Supplied material:

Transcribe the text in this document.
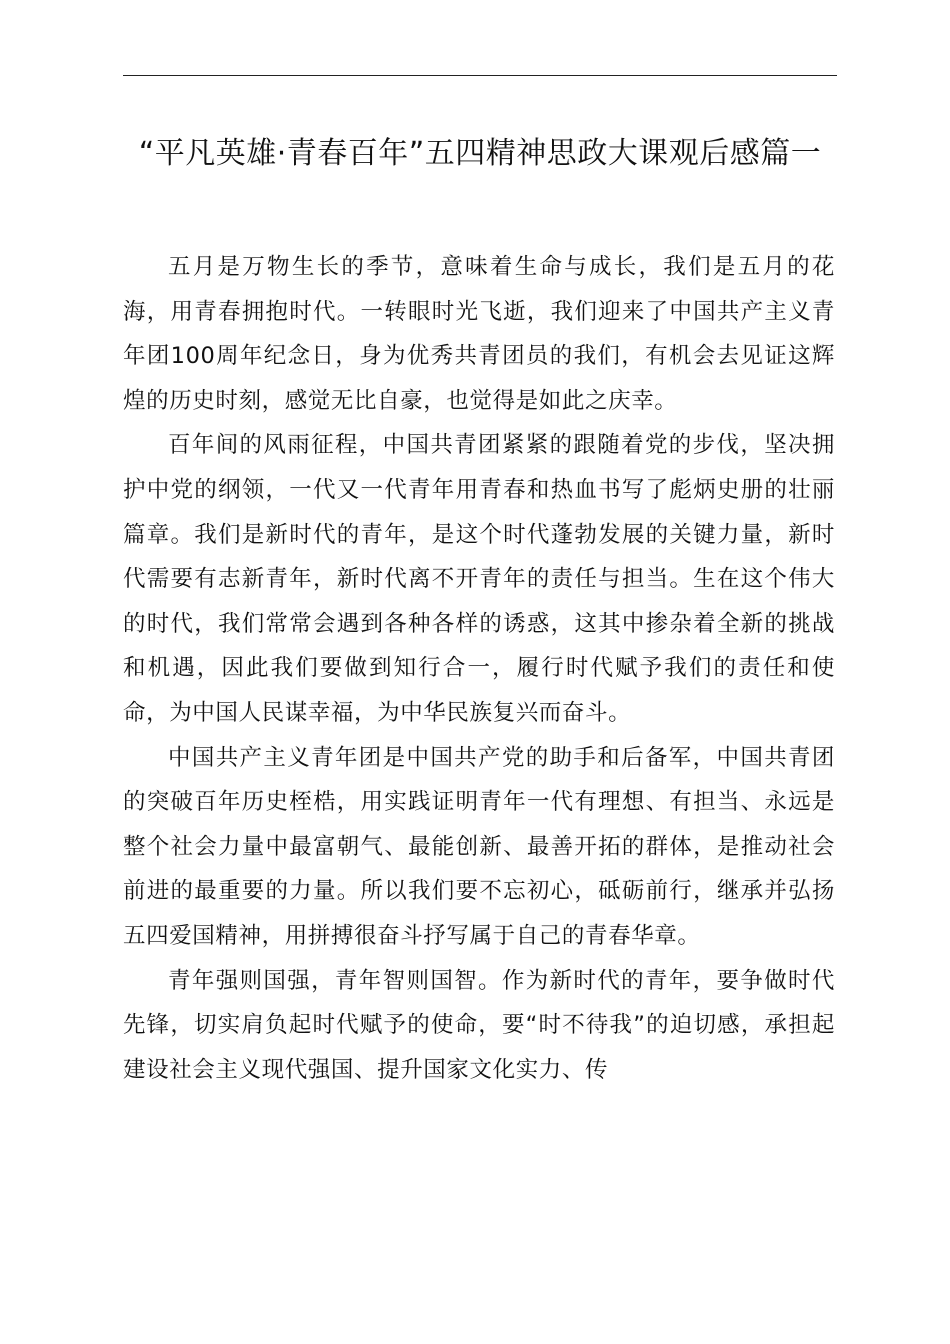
“平凡英雄·青春百年”五四精神思政大课观后感篇一

五月是万物生长的季节，意味着生命与成长，我们是五月的花海，用青春拥抱时代。一转眼时光飞逝，我们迎来了中国共产主义青年团100周年纪念日，身为优秀共青团员的我们，有机会去见证这辉煌的历史时刻，感觉无比自豪，也觉得是如此之庆幸。

百年间的风雨征程，中国共青团紧紧的跟随着党的步伐，坚决拥护中党的纲领，一代又一代青年用青春和热血书写了彪炳史册的壮丽篇章。我们是新时代的青年，是这个时代蓬勃发展的关键力量，新时代需要有志新青年，新时代离不开青年的责任与担当。生在这个伟大的时代，我们常常会遇到各种各样的诱惑，这其中掺杂着全新的挑战和机遇，因此我们要做到知行合一，履行时代赋予我们的责任和使命，为中国人民谋幸福，为中华民族复兴而奋斗。

中国共产主义青年团是中国共产党的助手和后备军，中国共青团的突破百年历史桎梏，用实践证明青年一代有理想、有担当、永远是整个社会力量中最富朝气、最能创新、最善开拓的群体，是推动社会前进的最重要的力量。所以我们要不忘初心，砥砺前行，继承并弘扬五四爱国精神，用拼搏很奋斗抒写属于自己的青春华章。

青年强则国强，青年智则国智。作为新时代的青年，要争做时代先锋，切实肩负起时代赋予的使命，要“时不待我”的迫切感，承担起建设社会主义现代强国、提升国家文化实力、传
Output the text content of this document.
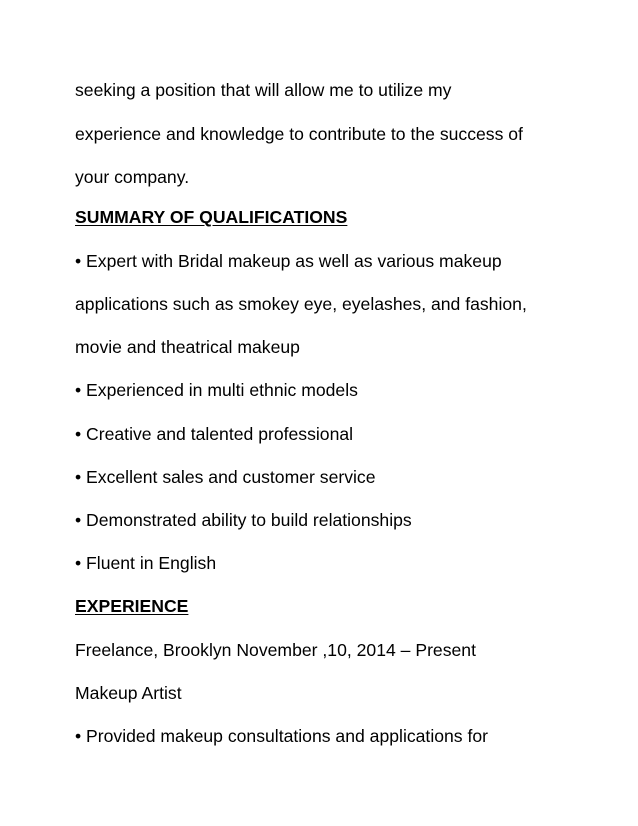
seeking a position that will allow me to utilize my

experience and knowledge to contribute to the success of

your company.

SUMMARY OF QUALIFICATIONS

• Expert with Bridal makeup as well as various makeup

applications such as smokey eye, eyelashes, and fashion,

movie and theatrical makeup

• Experienced in multi ethnic models

• Creative and talented professional

• Excellent sales and customer service

• Demonstrated ability to build relationships

• Fluent in English

EXPERIENCE

Freelance, Brooklyn November ,10, 2014 – Present

Makeup Artist

• Provided makeup consultations and applications for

Exercise aim: Transcribe the listing above verbatim. Omit the pictures.

Output of the exercise:
Transcribe the text in this document.
“平凡英雄·青春百年”五四精神思政大课观后感篇一

五月是万物生长的季节，意味着生命与成长，我们是五月的花海，用青春拥抱时代。一转眼时光飞逝，我们迎来了中国共产主义青年团100周年纪念日，身为优秀共青团员的我们，有机会去见证这辉煌的历史时刻，感觉无比自豪，也觉得是如此之庆幸。

百年间的风雨征程，中国共青团紧紧的跟随着党的步伐，坚决拥护中党的纲领，一代又一代青年用青春和热血书写了彪炳史册的壮丽篇章。我们是新时代的青年，是这个时代蓬勃发展的关键力量，新时代需要有志新青年，新时代离不开青年的责任与担当。生在这个伟大的时代，我们常常会遇到各种各样的诱惑，这其中掺杂着全新的挑战和机遇，因此我们要做到知行合一，履行时代赋予我们的责任和使命，为中国人民谋幸福，为中华民族复兴而奋斗。

中国共产主义青年团是中国共产党的助手和后备军，中国共青团的突破百年历史桎梏，用实践证明青年一代有理想、有担当、永远是整个社会力量中最富朝气、最能创新、最善开拓的群体，是推动社会前进的最重要的力量。所以我们要不忘初心，砥砺前行，继承并弘扬五四爱国精神，用拼搏很奋斗抒写属于自己的青春华章。

青年强则国强，青年智则国智。作为新时代的青年，要争做时代先锋，切实肩负起时代赋予的使命，要“时不待我”的迫切感，承担起建设社会主义现代强国、提升国家文化实力、传
Output the text content of this document.
seeking a position that will allow me to utilize my

experience and knowledge to contribute to the success of

your company.

SUMMARY OF QUALIFICATIONS

• Expert with Bridal makeup as well as various makeup

applications such as smokey eye, eyelashes, and fashion,

movie and theatrical makeup

• Experienced in multi ethnic models

• Creative and talented professional

• Excellent sales and customer service

• Demonstrated ability to build relationships

• Fluent in English

EXPERIENCE

Freelance, Brooklyn November ,10, 2014 – Present

Makeup Artist

• Provided makeup consultations and applications for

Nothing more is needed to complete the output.